AIM OF THE TASK: Copy out the complete listing, word for word.

[Start of AVAILABLE DATA]

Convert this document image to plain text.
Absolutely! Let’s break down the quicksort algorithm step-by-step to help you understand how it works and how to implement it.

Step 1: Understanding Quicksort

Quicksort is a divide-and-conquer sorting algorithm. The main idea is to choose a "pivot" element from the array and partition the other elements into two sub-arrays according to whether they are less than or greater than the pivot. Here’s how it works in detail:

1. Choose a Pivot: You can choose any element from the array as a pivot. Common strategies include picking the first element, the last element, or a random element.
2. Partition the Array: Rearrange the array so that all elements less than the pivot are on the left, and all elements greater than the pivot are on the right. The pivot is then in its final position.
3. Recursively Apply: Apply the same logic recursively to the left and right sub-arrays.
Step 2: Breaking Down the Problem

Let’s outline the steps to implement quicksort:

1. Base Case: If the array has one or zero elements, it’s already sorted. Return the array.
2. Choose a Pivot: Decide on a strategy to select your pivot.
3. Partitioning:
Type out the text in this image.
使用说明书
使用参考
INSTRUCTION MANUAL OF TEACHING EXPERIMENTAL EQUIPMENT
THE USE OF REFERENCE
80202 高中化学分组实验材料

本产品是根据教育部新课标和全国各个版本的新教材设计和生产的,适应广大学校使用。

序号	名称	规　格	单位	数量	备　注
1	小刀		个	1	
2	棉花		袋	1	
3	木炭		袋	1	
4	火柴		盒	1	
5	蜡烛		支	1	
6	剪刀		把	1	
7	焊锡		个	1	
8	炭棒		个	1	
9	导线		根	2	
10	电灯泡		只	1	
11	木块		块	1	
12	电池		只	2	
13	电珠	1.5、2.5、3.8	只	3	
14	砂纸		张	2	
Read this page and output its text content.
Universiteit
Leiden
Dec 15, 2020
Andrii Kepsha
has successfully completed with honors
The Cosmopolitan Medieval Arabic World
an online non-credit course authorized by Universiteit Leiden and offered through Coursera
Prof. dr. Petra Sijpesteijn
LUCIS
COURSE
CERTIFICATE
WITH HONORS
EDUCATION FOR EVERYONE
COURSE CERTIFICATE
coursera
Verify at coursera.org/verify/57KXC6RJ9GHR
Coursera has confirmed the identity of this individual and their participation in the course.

[End of AVAILABLE DATA]

SOLVED PROBLEM:
Convert this document image to plain text.
Absolutely! Let’s break down the quicksort algorithm step-by-step to help you understand how it works and how to implement it.

Step 1: Understanding Quicksort

Quicksort is a divide-and-conquer sorting algorithm. The main idea is to choose a "pivot" element from the array and partition the other elements into two sub-arrays according to whether they are less than or greater than the pivot. Here’s how it works in detail:

1. Choose a Pivot: You can choose any element from the array as a pivot. Common strategies include picking the first element, the last element, or a random element.
2. Partition the Array: Rearrange the array so that all elements less than the pivot are on the left, and all elements greater than the pivot are on the right. The pivot is then in its final position.
3. Recursively Apply: Apply the same logic recursively to the left and right sub-arrays.
Step 2: Breaking Down the Problem

Let’s outline the steps to implement quicksort:

1. Base Case: If the array has one or zero elements, it’s already sorted. Return the array.
2. Choose a Pivot: Decide on a strategy to select your pivot.
3. Partitioning:
Type out the text in this image.
使用说明书
使用参考
INSTRUCTION MANUAL OF TEACHING EXPERIMENTAL EQUIPMENT
THE USE OF REFERENCE
80202 高中化学分组实验材料

本产品是根据教育部新课标和全国各个版本的新教材设计和生产的,适应广大学校使用。

序号	名称	规　格	单位	数量	备　注
1	小刀		个	1	
2	棉花		袋	1	
3	木炭		袋	1	
4	火柴		盒	1	
5	蜡烛		支	1	
6	剪刀		把	1	
7	焊锡		个	1	
8	炭棒		个	1	
9	导线		根	2	
10	电灯泡		只	1	
11	木块		块	1	
12	电池		只	2	
13	电珠	1.5、2.5、3.8	只	3	
14	砂纸		张	2	
Read this page and output its text content.
Universiteit
Leiden
Dec 15, 2020
Andrii Kepsha
has successfully completed with honors
The Cosmopolitan Medieval Arabic World
an online non-credit course authorized by Universiteit Leiden and offered through Coursera
Prof. dr. Petra Sijpesteijn
LUCIS
COURSE
CERTIFICATE
WITH HONORS
EDUCATION FOR EVERYONE
COURSE CERTIFICATE
coursera
Verify at coursera.org/verify/57KXC6RJ9GHR
Coursera has confirmed the identity of this individual and their participation in the course.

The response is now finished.